__Source material__.
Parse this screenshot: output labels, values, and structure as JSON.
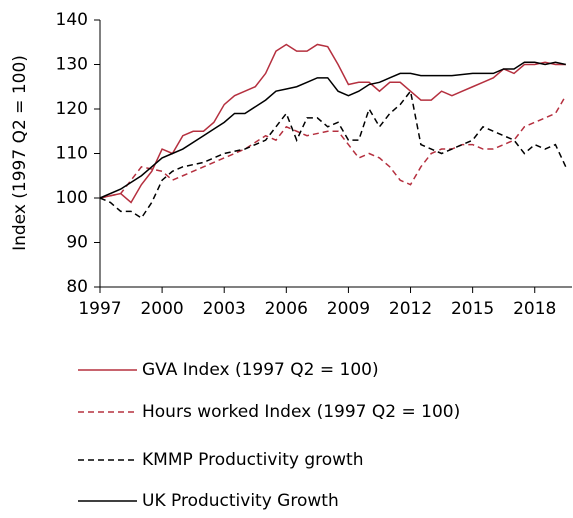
{
  "chart_data": {
    "type": "line",
    "y_label": "Index (1997 Q2 = 100)",
    "xlim": [
      1997,
      2019.8
    ],
    "xticks": [
      1997,
      2000,
      2003,
      2006,
      2009,
      2012,
      2015,
      2018
    ],
    "ylim": [
      80,
      140
    ],
    "yticks": [
      80,
      90,
      100,
      110,
      120,
      130,
      140
    ],
    "series": [
      {
        "name": "GVA Index (1997 Q2 = 100)",
        "color": "#b5303f",
        "style": "solid",
        "x": [
          1997,
          1998,
          1998.5,
          1999,
          1999.5,
          2000,
          2000.5,
          2001,
          2001.5,
          2002,
          2002.5,
          2003,
          2003.5,
          2004,
          2004.5,
          2005,
          2005.5,
          2006,
          2006.5,
          2007,
          2007.5,
          2008,
          2008.5,
          2009,
          2009.5,
          2010,
          2010.5,
          2011,
          2011.5,
          2012,
          2012.5,
          2013,
          2013.5,
          2014,
          2014.5,
          2015,
          2015.5,
          2016,
          2016.5,
          2017,
          2017.5,
          2018,
          2018.5,
          2019,
          2019.5
        ],
        "values": [
          100,
          101,
          99,
          103,
          106,
          111,
          110,
          114,
          115,
          115,
          117,
          121,
          123,
          124,
          125,
          128,
          133,
          134.5,
          133,
          133,
          134.5,
          134,
          130,
          125.5,
          126,
          126,
          124,
          126,
          126,
          124,
          122,
          122,
          124,
          123,
          124,
          125,
          126,
          127,
          129,
          128,
          130,
          130,
          130.5,
          130,
          130
        ]
      },
      {
        "name": "Hours worked Index (1997 Q2 = 100)",
        "color": "#b5303f",
        "style": "dashed",
        "x": [
          1997,
          1998,
          1999,
          2000,
          2000.5,
          2001,
          2002,
          2003,
          2004,
          2005,
          2005.5,
          2006,
          2006.5,
          2007,
          2008,
          2008.5,
          2009,
          2009.5,
          2010,
          2010.5,
          2011,
          2011.5,
          2012,
          2012.5,
          2013,
          2013.5,
          2014,
          2014.5,
          2015,
          2015.5,
          2016,
          2016.5,
          2017,
          2017.5,
          2018,
          2018.5,
          2019,
          2019.5
        ],
        "values": [
          100,
          101,
          107,
          106,
          104,
          105,
          107,
          109,
          111,
          114,
          113,
          116,
          115,
          114,
          115,
          115,
          112,
          109,
          110,
          109,
          107,
          104,
          103,
          107,
          110,
          111,
          111,
          112,
          112,
          111,
          111,
          112,
          113,
          116,
          117,
          118,
          119,
          123
        ]
      },
      {
        "name": "KMMP Productivity growth",
        "color": "#000000",
        "style": "dashed",
        "x": [
          1997,
          1997.5,
          1998,
          1998.5,
          1999,
          1999.5,
          2000,
          2000.5,
          2001,
          2002,
          2003,
          2004,
          2005,
          2005.5,
          2006,
          2006.5,
          2007,
          2007.5,
          2008,
          2008.5,
          2009,
          2009.5,
          2010,
          2010.5,
          2011,
          2011.5,
          2012,
          2012.5,
          2013,
          2013.5,
          2014,
          2014.5,
          2015,
          2015.5,
          2016,
          2016.5,
          2017,
          2017.5,
          2018,
          2018.5,
          2019,
          2019.5
        ],
        "values": [
          100,
          99,
          97,
          97,
          95.5,
          99,
          104,
          106,
          107,
          108,
          110,
          111,
          113,
          116,
          119,
          113,
          118,
          118,
          116,
          117,
          113,
          113,
          120,
          116,
          119,
          121,
          124,
          112,
          111,
          110,
          111,
          112,
          113,
          116,
          115,
          114,
          113,
          110,
          112,
          111,
          112,
          107
        ]
      },
      {
        "name": "UK Productivity Growth",
        "color": "#000000",
        "style": "solid",
        "x": [
          1997,
          1998,
          1999,
          1999.5,
          2000,
          2000.5,
          2001,
          2002,
          2003,
          2003.5,
          2004,
          2005,
          2005.5,
          2006,
          2006.5,
          2007,
          2007.5,
          2008,
          2008.5,
          2009,
          2009.5,
          2010,
          2010.5,
          2011,
          2011.5,
          2012,
          2012.5,
          2013,
          2014,
          2015,
          2016,
          2016.5,
          2017,
          2017.5,
          2018,
          2018.5,
          2019,
          2019.5
        ],
        "values": [
          100,
          102,
          105,
          107,
          109,
          110,
          111,
          114,
          117,
          119,
          119,
          122,
          124,
          124.5,
          125,
          126,
          127,
          127,
          124,
          123,
          124,
          125.5,
          126,
          127,
          128,
          128,
          127.5,
          127.5,
          127.5,
          128,
          128,
          129,
          129,
          130.5,
          130.5,
          130,
          130.5,
          130
        ]
      }
    ]
  }
}
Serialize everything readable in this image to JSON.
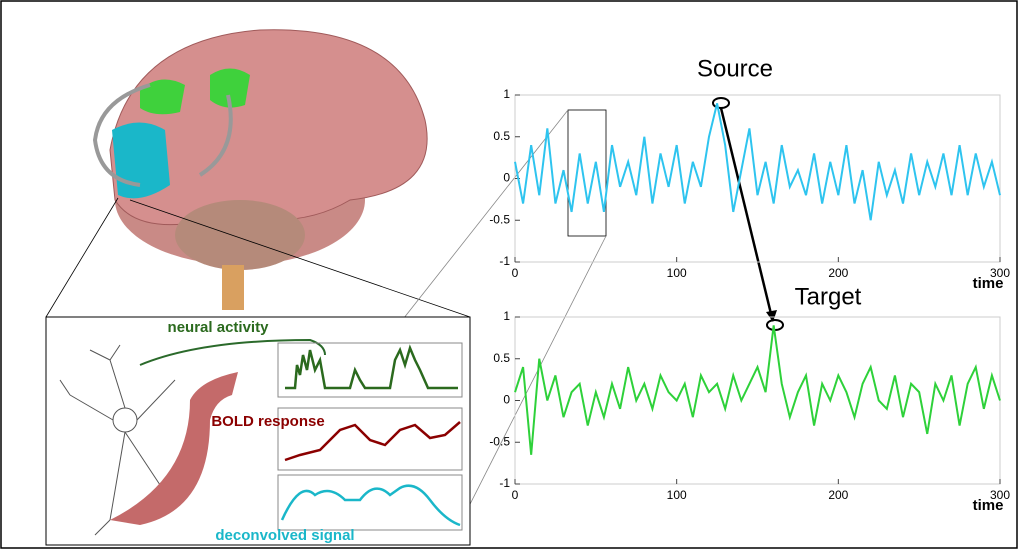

__Exercise prompt__. Reproduce the entries above without change, omitting all pictures.

__Answer to the exercise__.
Parse this screenshot: output labels, values, and structure as JSON.
{
  "chart_data": {
    "type": "line",
    "y_label": "Index (1997 Q2 = 100)",
    "xlim": [
      1997,
      2019.8
    ],
    "xticks": [
      1997,
      2000,
      2003,
      2006,
      2009,
      2012,
      2015,
      2018
    ],
    "ylim": [
      80,
      140
    ],
    "yticks": [
      80,
      90,
      100,
      110,
      120,
      130,
      140
    ],
    "series": [
      {
        "name": "GVA Index (1997 Q2 = 100)",
        "color": "#b5303f",
        "style": "solid",
        "x": [
          1997,
          1998,
          1998.5,
          1999,
          1999.5,
          2000,
          2000.5,
          2001,
          2001.5,
          2002,
          2002.5,
          2003,
          2003.5,
          2004,
          2004.5,
          2005,
          2005.5,
          2006,
          2006.5,
          2007,
          2007.5,
          2008,
          2008.5,
          2009,
          2009.5,
          2010,
          2010.5,
          2011,
          2011.5,
          2012,
          2012.5,
          2013,
          2013.5,
          2014,
          2014.5,
          2015,
          2015.5,
          2016,
          2016.5,
          2017,
          2017.5,
          2018,
          2018.5,
          2019,
          2019.5
        ],
        "values": [
          100,
          101,
          99,
          103,
          106,
          111,
          110,
          114,
          115,
          115,
          117,
          121,
          123,
          124,
          125,
          128,
          133,
          134.5,
          133,
          133,
          134.5,
          134,
          130,
          125.5,
          126,
          126,
          124,
          126,
          126,
          124,
          122,
          122,
          124,
          123,
          124,
          125,
          126,
          127,
          129,
          128,
          130,
          130,
          130.5,
          130,
          130
        ]
      },
      {
        "name": "Hours worked Index (1997 Q2 = 100)",
        "color": "#b5303f",
        "style": "dashed",
        "x": [
          1997,
          1998,
          1999,
          2000,
          2000.5,
          2001,
          2002,
          2003,
          2004,
          2005,
          2005.5,
          2006,
          2006.5,
          2007,
          2008,
          2008.5,
          2009,
          2009.5,
          2010,
          2010.5,
          2011,
          2011.5,
          2012,
          2012.5,
          2013,
          2013.5,
          2014,
          2014.5,
          2015,
          2015.5,
          2016,
          2016.5,
          2017,
          2017.5,
          2018,
          2018.5,
          2019,
          2019.5
        ],
        "values": [
          100,
          101,
          107,
          106,
          104,
          105,
          107,
          109,
          111,
          114,
          113,
          116,
          115,
          114,
          115,
          115,
          112,
          109,
          110,
          109,
          107,
          104,
          103,
          107,
          110,
          111,
          111,
          112,
          112,
          111,
          111,
          112,
          113,
          116,
          117,
          118,
          119,
          123
        ]
      },
      {
        "name": "KMMP Productivity growth",
        "color": "#000000",
        "style": "dashed",
        "x": [
          1997,
          1997.5,
          1998,
          1998.5,
          1999,
          1999.5,
          2000,
          2000.5,
          2001,
          2002,
          2003,
          2004,
          2005,
          2005.5,
          2006,
          2006.5,
          2007,
          2007.5,
          2008,
          2008.5,
          2009,
          2009.5,
          2010,
          2010.5,
          2011,
          2011.5,
          2012,
          2012.5,
          2013,
          2013.5,
          2014,
          2014.5,
          2015,
          2015.5,
          2016,
          2016.5,
          2017,
          2017.5,
          2018,
          2018.5,
          2019,
          2019.5
        ],
        "values": [
          100,
          99,
          97,
          97,
          95.5,
          99,
          104,
          106,
          107,
          108,
          110,
          111,
          113,
          116,
          119,
          113,
          118,
          118,
          116,
          117,
          113,
          113,
          120,
          116,
          119,
          121,
          124,
          112,
          111,
          110,
          111,
          112,
          113,
          116,
          115,
          114,
          113,
          110,
          112,
          111,
          112,
          107
        ]
      },
      {
        "name": "UK Productivity Growth",
        "color": "#000000",
        "style": "solid",
        "x": [
          1997,
          1998,
          1999,
          1999.5,
          2000,
          2000.5,
          2001,
          2002,
          2003,
          2003.5,
          2004,
          2005,
          2005.5,
          2006,
          2006.5,
          2007,
          2007.5,
          2008,
          2008.5,
          2009,
          2009.5,
          2010,
          2010.5,
          2011,
          2011.5,
          2012,
          2012.5,
          2013,
          2014,
          2015,
          2016,
          2016.5,
          2017,
          2017.5,
          2018,
          2018.5,
          2019,
          2019.5
        ],
        "values": [
          100,
          102,
          105,
          107,
          109,
          110,
          111,
          114,
          117,
          119,
          119,
          122,
          124,
          124.5,
          125,
          126,
          127,
          127,
          124,
          123,
          124,
          125.5,
          126,
          127,
          128,
          128,
          127.5,
          127.5,
          127.5,
          128,
          128,
          129,
          129,
          130.5,
          130.5,
          130,
          130.5,
          130
        ]
      }
    ]
  }
}
Serialize everything readable in this image to JSON.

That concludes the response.